The problem
The entries must be restated exactly as written.

[Text content records for pages]
------------

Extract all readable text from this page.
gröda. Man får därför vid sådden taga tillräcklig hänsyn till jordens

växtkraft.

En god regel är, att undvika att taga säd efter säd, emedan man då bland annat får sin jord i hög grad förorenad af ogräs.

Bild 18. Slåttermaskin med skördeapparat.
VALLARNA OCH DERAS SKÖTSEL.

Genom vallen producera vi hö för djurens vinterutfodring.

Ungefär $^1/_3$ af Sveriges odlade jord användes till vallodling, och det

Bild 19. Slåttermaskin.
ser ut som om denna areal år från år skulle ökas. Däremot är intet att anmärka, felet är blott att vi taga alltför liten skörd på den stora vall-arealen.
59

------------

Written answer
Extract all readable text from this page.
gröda. Man får därför vid sådden taga tillräcklig hänsyn till jordens

växtkraft.

En god regel är, att undvika att taga säd efter säd, emedan man då bland annat får sin jord i hög grad förorenad af ogräs.

Bild 18. Slåttermaskin med skördeapparat.
VALLARNA OCH DERAS SKÖTSEL.

Genom vallen producera vi hö för djurens vinterutfodring.

Ungefär $^1/_3$ af Sveriges odlade jord användes till vallodling, och det

Bild 19. Slåttermaskin.
ser ut som om denna areal år från år skulle ökas. Däremot är intet att anmärka, felet är blott att vi taga alltför liten skörd på den stora vall-arealen.
59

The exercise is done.